▶ _DIRECTIONS_:
Repeat every line below exactly as it reads.

▶ _SUPPLIED INFORMATION_:
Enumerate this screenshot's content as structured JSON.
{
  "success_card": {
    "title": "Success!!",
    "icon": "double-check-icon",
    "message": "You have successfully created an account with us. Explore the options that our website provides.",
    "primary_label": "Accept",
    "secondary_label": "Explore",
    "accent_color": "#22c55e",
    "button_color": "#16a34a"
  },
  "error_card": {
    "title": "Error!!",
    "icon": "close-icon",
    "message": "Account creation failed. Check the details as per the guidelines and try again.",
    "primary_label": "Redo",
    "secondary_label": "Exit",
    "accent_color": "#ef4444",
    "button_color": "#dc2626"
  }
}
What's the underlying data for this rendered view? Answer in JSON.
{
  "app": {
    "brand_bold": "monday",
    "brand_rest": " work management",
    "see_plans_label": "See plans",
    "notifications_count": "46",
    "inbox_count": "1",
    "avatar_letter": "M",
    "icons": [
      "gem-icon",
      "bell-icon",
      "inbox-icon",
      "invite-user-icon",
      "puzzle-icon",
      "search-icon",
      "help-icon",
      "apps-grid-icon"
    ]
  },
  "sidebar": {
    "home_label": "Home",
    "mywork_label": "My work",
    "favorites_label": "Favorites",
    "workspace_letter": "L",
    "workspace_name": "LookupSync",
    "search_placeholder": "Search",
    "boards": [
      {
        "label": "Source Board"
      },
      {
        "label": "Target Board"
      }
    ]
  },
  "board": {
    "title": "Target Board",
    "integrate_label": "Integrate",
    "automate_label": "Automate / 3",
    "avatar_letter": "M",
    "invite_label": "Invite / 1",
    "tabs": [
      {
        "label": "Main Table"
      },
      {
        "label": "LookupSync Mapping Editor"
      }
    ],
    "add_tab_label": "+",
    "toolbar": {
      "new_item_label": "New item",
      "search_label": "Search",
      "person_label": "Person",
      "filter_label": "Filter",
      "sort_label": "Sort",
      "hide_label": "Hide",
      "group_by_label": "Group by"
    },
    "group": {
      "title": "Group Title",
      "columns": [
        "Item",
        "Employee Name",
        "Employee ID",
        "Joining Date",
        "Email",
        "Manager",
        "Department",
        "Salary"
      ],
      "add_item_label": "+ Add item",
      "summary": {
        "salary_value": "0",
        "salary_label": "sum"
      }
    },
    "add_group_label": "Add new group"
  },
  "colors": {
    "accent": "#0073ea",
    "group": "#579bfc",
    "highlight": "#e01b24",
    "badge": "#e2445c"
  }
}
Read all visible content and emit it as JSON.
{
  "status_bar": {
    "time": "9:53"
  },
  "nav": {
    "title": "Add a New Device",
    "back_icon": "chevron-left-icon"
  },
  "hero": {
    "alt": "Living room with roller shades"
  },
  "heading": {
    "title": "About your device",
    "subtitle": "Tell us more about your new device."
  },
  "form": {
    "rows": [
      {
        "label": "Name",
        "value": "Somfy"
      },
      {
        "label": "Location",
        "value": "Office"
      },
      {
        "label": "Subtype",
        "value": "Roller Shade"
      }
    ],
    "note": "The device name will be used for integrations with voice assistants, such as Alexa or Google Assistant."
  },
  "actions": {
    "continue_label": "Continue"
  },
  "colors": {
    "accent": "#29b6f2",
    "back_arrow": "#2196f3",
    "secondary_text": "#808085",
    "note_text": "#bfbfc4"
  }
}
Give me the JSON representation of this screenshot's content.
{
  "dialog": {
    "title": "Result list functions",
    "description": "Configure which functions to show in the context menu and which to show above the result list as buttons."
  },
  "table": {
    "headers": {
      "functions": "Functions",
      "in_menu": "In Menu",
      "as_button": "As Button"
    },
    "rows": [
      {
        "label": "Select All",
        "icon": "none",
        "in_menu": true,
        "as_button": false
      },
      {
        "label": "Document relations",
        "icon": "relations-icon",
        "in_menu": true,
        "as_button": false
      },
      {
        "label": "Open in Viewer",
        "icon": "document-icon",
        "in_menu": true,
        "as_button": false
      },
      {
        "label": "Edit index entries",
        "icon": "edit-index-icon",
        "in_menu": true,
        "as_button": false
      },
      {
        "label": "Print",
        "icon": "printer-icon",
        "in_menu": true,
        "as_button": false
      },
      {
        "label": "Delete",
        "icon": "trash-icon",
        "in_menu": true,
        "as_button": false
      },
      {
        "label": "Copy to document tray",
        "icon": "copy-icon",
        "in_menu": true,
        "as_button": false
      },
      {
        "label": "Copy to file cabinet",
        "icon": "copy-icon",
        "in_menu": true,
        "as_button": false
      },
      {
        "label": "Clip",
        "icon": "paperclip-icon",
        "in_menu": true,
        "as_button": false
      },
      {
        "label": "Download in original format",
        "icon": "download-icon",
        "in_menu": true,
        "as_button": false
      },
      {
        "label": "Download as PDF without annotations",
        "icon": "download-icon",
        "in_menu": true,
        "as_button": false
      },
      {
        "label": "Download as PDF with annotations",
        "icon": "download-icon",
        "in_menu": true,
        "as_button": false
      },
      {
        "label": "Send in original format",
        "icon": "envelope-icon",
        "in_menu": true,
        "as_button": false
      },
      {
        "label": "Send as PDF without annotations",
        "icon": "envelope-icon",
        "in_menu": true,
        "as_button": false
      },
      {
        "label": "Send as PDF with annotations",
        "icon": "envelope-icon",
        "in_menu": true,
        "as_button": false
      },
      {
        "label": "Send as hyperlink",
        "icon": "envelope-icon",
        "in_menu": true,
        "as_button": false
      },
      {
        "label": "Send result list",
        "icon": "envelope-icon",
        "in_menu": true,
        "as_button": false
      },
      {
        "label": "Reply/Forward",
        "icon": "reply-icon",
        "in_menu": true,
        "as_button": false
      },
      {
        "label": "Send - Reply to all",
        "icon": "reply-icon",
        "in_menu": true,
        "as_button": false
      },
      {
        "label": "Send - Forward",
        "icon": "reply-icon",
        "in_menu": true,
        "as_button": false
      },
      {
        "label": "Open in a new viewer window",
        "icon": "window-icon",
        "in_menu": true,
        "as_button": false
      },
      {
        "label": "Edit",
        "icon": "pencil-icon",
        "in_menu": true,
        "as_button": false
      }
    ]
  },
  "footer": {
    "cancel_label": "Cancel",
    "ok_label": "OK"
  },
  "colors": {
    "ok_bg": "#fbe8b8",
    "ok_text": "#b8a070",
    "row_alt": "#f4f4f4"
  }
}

▶ _SOLUTION BELOW_:
Enumerate this screenshot's content as structured JSON.
{
  "success_card": {
    "title": "Success!!",
    "icon": "double-check-icon",
    "message": "You have successfully created an account with us. Explore the options that our website provides.",
    "primary_label": "Accept",
    "secondary_label": "Explore",
    "accent_color": "#22c55e",
    "button_color": "#16a34a"
  },
  "error_card": {
    "title": "Error!!",
    "icon": "close-icon",
    "message": "Account creation failed. Check the details as per the guidelines and try again.",
    "primary_label": "Redo",
    "secondary_label": "Exit",
    "accent_color": "#ef4444",
    "button_color": "#dc2626"
  }
}
What's the underlying data for this rendered view? Answer in JSON.
{
  "app": {
    "brand_bold": "monday",
    "brand_rest": " work management",
    "see_plans_label": "See plans",
    "notifications_count": "46",
    "inbox_count": "1",
    "avatar_letter": "M",
    "icons": [
      "gem-icon",
      "bell-icon",
      "inbox-icon",
      "invite-user-icon",
      "puzzle-icon",
      "search-icon",
      "help-icon",
      "apps-grid-icon"
    ]
  },
  "sidebar": {
    "home_label": "Home",
    "mywork_label": "My work",
    "favorites_label": "Favorites",
    "workspace_letter": "L",
    "workspace_name": "LookupSync",
    "search_placeholder": "Search",
    "boards": [
      {
        "label": "Source Board"
      },
      {
        "label": "Target Board"
      }
    ]
  },
  "board": {
    "title": "Target Board",
    "integrate_label": "Integrate",
    "automate_label": "Automate / 3",
    "avatar_letter": "M",
    "invite_label": "Invite / 1",
    "tabs": [
      {
        "label": "Main Table"
      },
      {
        "label": "LookupSync Mapping Editor"
      }
    ],
    "add_tab_label": "+",
    "toolbar": {
      "new_item_label": "New item",
      "search_label": "Search",
      "person_label": "Person",
      "filter_label": "Filter",
      "sort_label": "Sort",
      "hide_label": "Hide",
      "group_by_label": "Group by"
    },
    "group": {
      "title": "Group Title",
      "columns": [
        "Item",
        "Employee Name",
        "Employee ID",
        "Joining Date",
        "Email",
        "Manager",
        "Department",
        "Salary"
      ],
      "add_item_label": "+ Add item",
      "summary": {
        "salary_value": "0",
        "salary_label": "sum"
      }
    },
    "add_group_label": "Add new group"
  },
  "colors": {
    "accent": "#0073ea",
    "group": "#579bfc",
    "highlight": "#e01b24",
    "badge": "#e2445c"
  }
}
Read all visible content and emit it as JSON.
{
  "status_bar": {
    "time": "9:53"
  },
  "nav": {
    "title": "Add a New Device",
    "back_icon": "chevron-left-icon"
  },
  "hero": {
    "alt": "Living room with roller shades"
  },
  "heading": {
    "title": "About your device",
    "subtitle": "Tell us more about your new device."
  },
  "form": {
    "rows": [
      {
        "label": "Name",
        "value": "Somfy"
      },
      {
        "label": "Location",
        "value": "Office"
      },
      {
        "label": "Subtype",
        "value": "Roller Shade"
      }
    ],
    "note": "The device name will be used for integrations with voice assistants, such as Alexa or Google Assistant."
  },
  "actions": {
    "continue_label": "Continue"
  },
  "colors": {
    "accent": "#29b6f2",
    "back_arrow": "#2196f3",
    "secondary_text": "#808085",
    "note_text": "#bfbfc4"
  }
}
Give me the JSON representation of this screenshot's content.
{
  "dialog": {
    "title": "Result list functions",
    "description": "Configure which functions to show in the context menu and which to show above the result list as buttons."
  },
  "table": {
    "headers": {
      "functions": "Functions",
      "in_menu": "In Menu",
      "as_button": "As Button"
    },
    "rows": [
      {
        "label": "Select All",
        "icon": "none",
        "in_menu": true,
        "as_button": false
      },
      {
        "label": "Document relations",
        "icon": "relations-icon",
        "in_menu": true,
        "as_button": false
      },
      {
        "label": "Open in Viewer",
        "icon": "document-icon",
        "in_menu": true,
        "as_button": false
      },
      {
        "label": "Edit index entries",
        "icon": "edit-index-icon",
        "in_menu": true,
        "as_button": false
      },
      {
        "label": "Print",
        "icon": "printer-icon",
        "in_menu": true,
        "as_button": false
      },
      {
        "label": "Delete",
        "icon": "trash-icon",
        "in_menu": true,
        "as_button": false
      },
      {
        "label": "Copy to document tray",
        "icon": "copy-icon",
        "in_menu": true,
        "as_button": false
      },
      {
        "label": "Copy to file cabinet",
        "icon": "copy-icon",
        "in_menu": true,
        "as_button": false
      },
      {
        "label": "Clip",
        "icon": "paperclip-icon",
        "in_menu": true,
        "as_button": false
      },
      {
        "label": "Download in original format",
        "icon": "download-icon",
        "in_menu": true,
        "as_button": false
      },
      {
        "label": "Download as PDF without annotations",
        "icon": "download-icon",
        "in_menu": true,
        "as_button": false
      },
      {
        "label": "Download as PDF with annotations",
        "icon": "download-icon",
        "in_menu": true,
        "as_button": false
      },
      {
        "label": "Send in original format",
        "icon": "envelope-icon",
        "in_menu": true,
        "as_button": false
      },
      {
        "label": "Send as PDF without annotations",
        "icon": "envelope-icon",
        "in_menu": true,
        "as_button": false
      },
      {
        "label": "Send as PDF with annotations",
        "icon": "envelope-icon",
        "in_menu": true,
        "as_button": false
      },
      {
        "label": "Send as hyperlink",
        "icon": "envelope-icon",
        "in_menu": true,
        "as_button": false
      },
      {
        "label": "Send result list",
        "icon": "envelope-icon",
        "in_menu": true,
        "as_button": false
      },
      {
        "label": "Reply/Forward",
        "icon": "reply-icon",
        "in_menu": true,
        "as_button": false
      },
      {
        "label": "Send - Reply to all",
        "icon": "reply-icon",
        "in_menu": true,
        "as_button": false
      },
      {
        "label": "Send - Forward",
        "icon": "reply-icon",
        "in_menu": true,
        "as_button": false
      },
      {
        "label": "Open in a new viewer window",
        "icon": "window-icon",
        "in_menu": true,
        "as_button": false
      },
      {
        "label": "Edit",
        "icon": "pencil-icon",
        "in_menu": true,
        "as_button": false
      }
    ]
  },
  "footer": {
    "cancel_label": "Cancel",
    "ok_label": "OK"
  },
  "colors": {
    "ok_bg": "#fbe8b8",
    "ok_text": "#b8a070",
    "row_alt": "#f4f4f4"
  }
}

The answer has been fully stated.